### REQUIRED TASK
Each line that holds the word "role" counts once; give the total number of such lines and nothing else.

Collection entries
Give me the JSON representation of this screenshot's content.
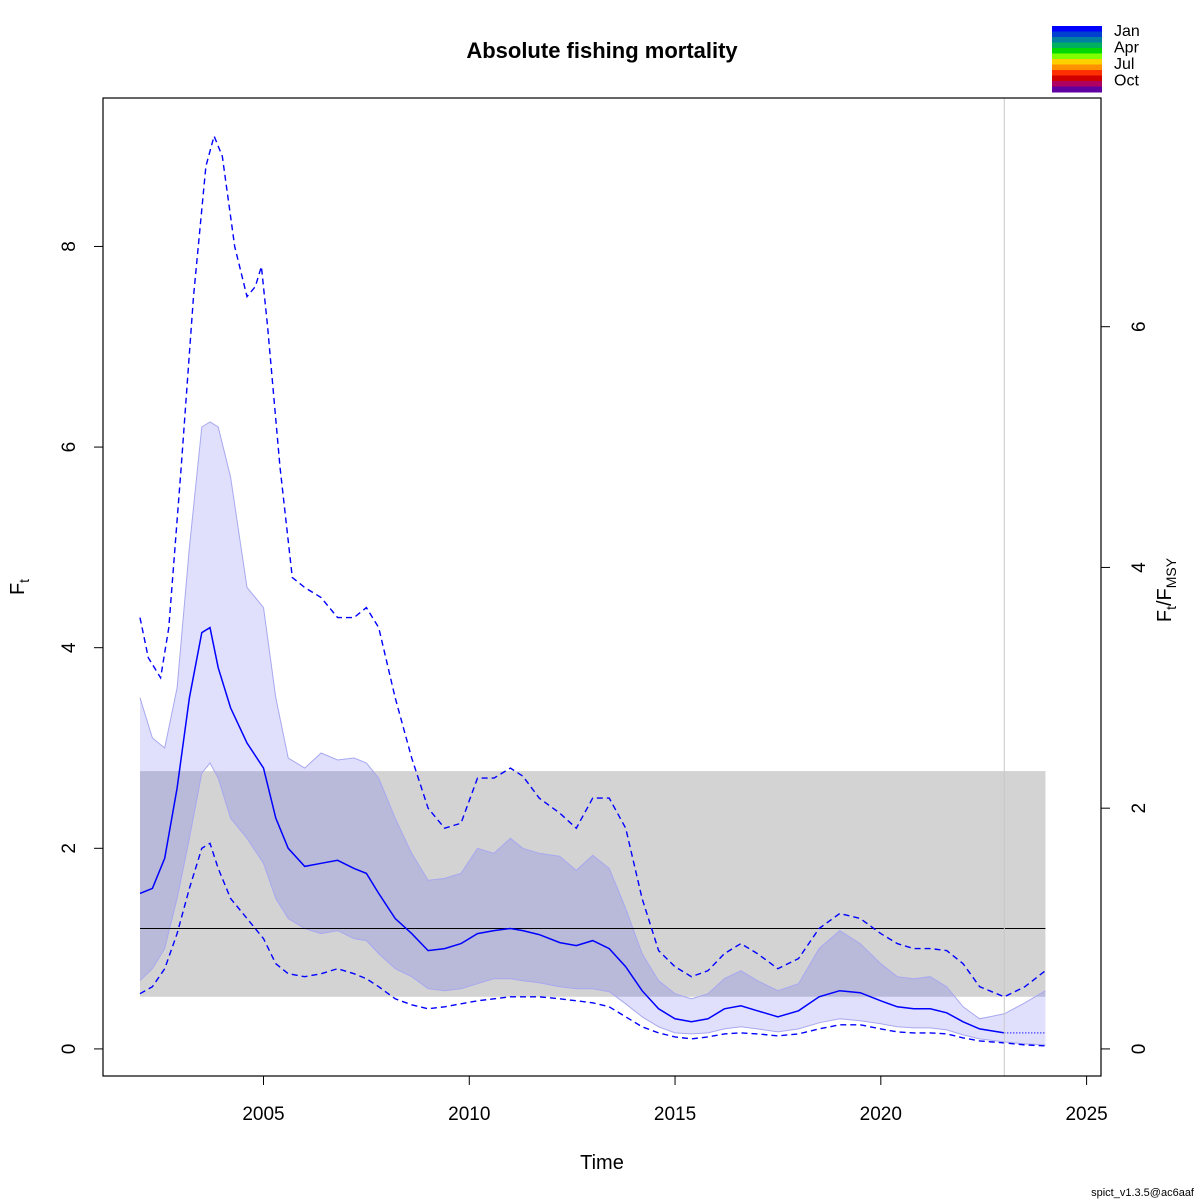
{
  "chart_data": {
    "type": "line",
    "title": "Absolute fishing mortality",
    "xlabel": "Time",
    "ylabel": "F",
    "ylabel_sub": "t",
    "y2label_parts": [
      "F",
      "t",
      "/F",
      "MSY"
    ],
    "xlim": [
      2001.1,
      2025.35
    ],
    "ylim": [
      -0.27,
      9.48
    ],
    "y2_scale": 1.2,
    "x_ticks": [
      2005,
      2010,
      2015,
      2020,
      2025
    ],
    "y_ticks": [
      0,
      2,
      4,
      6,
      8
    ],
    "y2_ticks": [
      0,
      2,
      4,
      6
    ],
    "vline_x": 2023,
    "reference": {
      "fmsy": 1.2,
      "fmsy_ci": [
        0.52,
        2.77
      ],
      "x_range": [
        2002,
        2024
      ]
    },
    "legend": {
      "position": "top-right",
      "labels": [
        "Jan",
        "Apr",
        "Jul",
        "Oct"
      ],
      "colors": [
        "#0000ff",
        "#0040d0",
        "#007fa0",
        "#00b060",
        "#00d800",
        "#80ff00",
        "#ffd000",
        "#ff9000",
        "#ff3000",
        "#d00000",
        "#b00060",
        "#6000a0"
      ]
    },
    "colors": {
      "estimate": "#0000ff",
      "ci_fill": "#e0e0fc",
      "ci_edge": "#a8a8f0",
      "ref_fill": "#d3d3d3",
      "overlap_fill": "#b9b9d9",
      "vline": "#c8c8c8"
    },
    "series": [
      {
        "role": "estimate",
        "x": [
          2002,
          2002.3,
          2002.6,
          2002.9,
          2003.2,
          2003.5,
          2003.7,
          2003.9,
          2004.2,
          2004.6,
          2005,
          2005.3,
          2005.6,
          2006,
          2006.4,
          2006.8,
          2007.2,
          2007.5,
          2007.8,
          2008.2,
          2008.6,
          2009,
          2009.4,
          2009.8,
          2010.2,
          2010.6,
          2011,
          2011.3,
          2011.7,
          2012.2,
          2012.6,
          2013,
          2013.4,
          2013.8,
          2014.2,
          2014.6,
          2015,
          2015.4,
          2015.8,
          2016.2,
          2016.6,
          2017,
          2017.5,
          2018,
          2018.5,
          2019,
          2019.5,
          2020,
          2020.4,
          2020.8,
          2021.2,
          2021.6,
          2022,
          2022.4,
          2023
        ],
        "y": [
          1.55,
          1.6,
          1.9,
          2.6,
          3.5,
          4.15,
          4.2,
          3.8,
          3.4,
          3.05,
          2.8,
          2.3,
          2.0,
          1.82,
          1.85,
          1.88,
          1.8,
          1.75,
          1.55,
          1.3,
          1.15,
          0.98,
          1.0,
          1.05,
          1.15,
          1.18,
          1.2,
          1.18,
          1.14,
          1.06,
          1.03,
          1.08,
          1.0,
          0.82,
          0.58,
          0.4,
          0.3,
          0.27,
          0.3,
          0.4,
          0.43,
          0.38,
          0.32,
          0.38,
          0.52,
          0.58,
          0.56,
          0.48,
          0.42,
          0.4,
          0.4,
          0.36,
          0.27,
          0.2,
          0.16
        ]
      },
      {
        "role": "forecast",
        "x": [
          2023,
          2024
        ],
        "y": [
          0.16,
          0.16
        ]
      },
      {
        "role": "ci_upper",
        "x": [
          2002,
          2002.3,
          2002.6,
          2002.9,
          2003.2,
          2003.5,
          2003.7,
          2003.9,
          2004.2,
          2004.6,
          2004.8,
          2005,
          2005.3,
          2005.6,
          2006,
          2006.4,
          2006.8,
          2007.2,
          2007.5,
          2007.8,
          2008.2,
          2008.6,
          2009,
          2009.4,
          2009.8,
          2010.2,
          2010.6,
          2011,
          2011.3,
          2011.7,
          2012.2,
          2012.6,
          2013,
          2013.4,
          2013.8,
          2014.2,
          2014.6,
          2015,
          2015.4,
          2015.8,
          2016.2,
          2016.6,
          2017,
          2017.5,
          2018,
          2018.5,
          2019,
          2019.5,
          2020,
          2020.4,
          2020.8,
          2021.2,
          2021.6,
          2022,
          2022.4,
          2023,
          2023.5,
          2024
        ],
        "y": [
          3.5,
          3.1,
          3.0,
          3.6,
          5.0,
          6.2,
          6.25,
          6.2,
          5.7,
          4.6,
          4.5,
          4.4,
          3.5,
          2.9,
          2.8,
          2.95,
          2.88,
          2.9,
          2.85,
          2.7,
          2.3,
          1.95,
          1.68,
          1.7,
          1.75,
          2.0,
          1.95,
          2.1,
          2.0,
          1.95,
          1.92,
          1.78,
          1.93,
          1.8,
          1.4,
          0.95,
          0.68,
          0.55,
          0.5,
          0.55,
          0.7,
          0.78,
          0.68,
          0.58,
          0.65,
          1.0,
          1.18,
          1.05,
          0.85,
          0.72,
          0.7,
          0.72,
          0.62,
          0.42,
          0.3,
          0.35,
          0.46,
          0.58
        ]
      },
      {
        "role": "ci_lower",
        "x": [
          2002,
          2002.3,
          2002.6,
          2002.9,
          2003.2,
          2003.5,
          2003.7,
          2003.9,
          2004.2,
          2004.6,
          2005,
          2005.3,
          2005.6,
          2006,
          2006.4,
          2006.8,
          2007.2,
          2007.5,
          2007.8,
          2008.2,
          2008.6,
          2009,
          2009.4,
          2009.8,
          2010.2,
          2010.6,
          2011,
          2011.3,
          2011.7,
          2012.2,
          2012.6,
          2013,
          2013.4,
          2013.8,
          2014.2,
          2014.6,
          2015,
          2015.4,
          2015.8,
          2016.2,
          2016.6,
          2017,
          2017.5,
          2018,
          2018.5,
          2019,
          2019.5,
          2020,
          2020.4,
          2020.8,
          2021.2,
          2021.6,
          2022,
          2022.4,
          2023,
          2023.5,
          2024
        ],
        "y": [
          0.68,
          0.8,
          1.0,
          1.5,
          2.1,
          2.75,
          2.85,
          2.7,
          2.3,
          2.1,
          1.85,
          1.5,
          1.3,
          1.2,
          1.15,
          1.18,
          1.1,
          1.08,
          0.95,
          0.8,
          0.72,
          0.6,
          0.58,
          0.6,
          0.65,
          0.7,
          0.7,
          0.68,
          0.66,
          0.62,
          0.6,
          0.6,
          0.57,
          0.45,
          0.32,
          0.22,
          0.16,
          0.15,
          0.16,
          0.2,
          0.22,
          0.2,
          0.17,
          0.2,
          0.26,
          0.3,
          0.28,
          0.25,
          0.22,
          0.21,
          0.21,
          0.19,
          0.14,
          0.1,
          0.07,
          0.05,
          0.04
        ]
      },
      {
        "role": "ci_upper_dashed",
        "x": [
          2002,
          2002.2,
          2002.5,
          2002.7,
          2003,
          2003.3,
          2003.6,
          2003.8,
          2004,
          2004.3,
          2004.6,
          2004.8,
          2004.95,
          2005.1,
          2005.4,
          2005.7,
          2006,
          2006.4,
          2006.8,
          2007.2,
          2007.5,
          2007.8,
          2008.2,
          2008.6,
          2009,
          2009.4,
          2009.8,
          2010.2,
          2010.6,
          2011,
          2011.3,
          2011.7,
          2012.2,
          2012.6,
          2013,
          2013.4,
          2013.8,
          2014.2,
          2014.6,
          2015,
          2015.4,
          2015.8,
          2016.2,
          2016.6,
          2017,
          2017.5,
          2018,
          2018.5,
          2019,
          2019.5,
          2020,
          2020.4,
          2020.8,
          2021.2,
          2021.6,
          2022,
          2022.4,
          2023,
          2023.5,
          2024
        ],
        "y": [
          4.3,
          3.9,
          3.7,
          4.2,
          5.8,
          7.5,
          8.8,
          9.1,
          8.9,
          8.0,
          7.5,
          7.6,
          7.8,
          7.2,
          5.8,
          4.7,
          4.6,
          4.5,
          4.3,
          4.3,
          4.4,
          4.2,
          3.5,
          2.9,
          2.4,
          2.2,
          2.25,
          2.7,
          2.7,
          2.8,
          2.72,
          2.5,
          2.35,
          2.2,
          2.5,
          2.5,
          2.2,
          1.5,
          0.98,
          0.82,
          0.72,
          0.78,
          0.95,
          1.05,
          0.95,
          0.8,
          0.9,
          1.2,
          1.35,
          1.3,
          1.15,
          1.05,
          1.0,
          1.0,
          0.98,
          0.85,
          0.62,
          0.52,
          0.62,
          0.78
        ]
      },
      {
        "role": "ci_lower_dashed",
        "x": [
          2002,
          2002.3,
          2002.6,
          2002.9,
          2003.2,
          2003.5,
          2003.7,
          2003.9,
          2004.2,
          2004.6,
          2005,
          2005.3,
          2005.6,
          2006,
          2006.4,
          2006.8,
          2007.2,
          2007.5,
          2007.8,
          2008.2,
          2008.6,
          2009,
          2009.4,
          2009.8,
          2010.2,
          2010.6,
          2011,
          2011.3,
          2011.7,
          2012.2,
          2012.6,
          2013,
          2013.4,
          2013.8,
          2014.2,
          2014.6,
          2015,
          2015.4,
          2015.8,
          2016.2,
          2016.6,
          2017,
          2017.5,
          2018,
          2018.5,
          2019,
          2019.5,
          2020,
          2020.4,
          2020.8,
          2021.2,
          2021.6,
          2022,
          2022.4,
          2023,
          2023.5,
          2024
        ],
        "y": [
          0.55,
          0.62,
          0.8,
          1.15,
          1.6,
          2.0,
          2.05,
          1.8,
          1.5,
          1.3,
          1.1,
          0.85,
          0.75,
          0.72,
          0.75,
          0.8,
          0.75,
          0.7,
          0.62,
          0.5,
          0.44,
          0.4,
          0.42,
          0.45,
          0.48,
          0.5,
          0.52,
          0.52,
          0.52,
          0.5,
          0.48,
          0.46,
          0.42,
          0.32,
          0.22,
          0.16,
          0.12,
          0.1,
          0.12,
          0.15,
          0.16,
          0.15,
          0.13,
          0.15,
          0.2,
          0.24,
          0.24,
          0.2,
          0.17,
          0.16,
          0.16,
          0.15,
          0.11,
          0.08,
          0.06,
          0.04,
          0.03
        ]
      }
    ]
  },
  "footer": "spict_v1.3.5@ac6aaf"
}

### OUTPUT OF THE TASK
6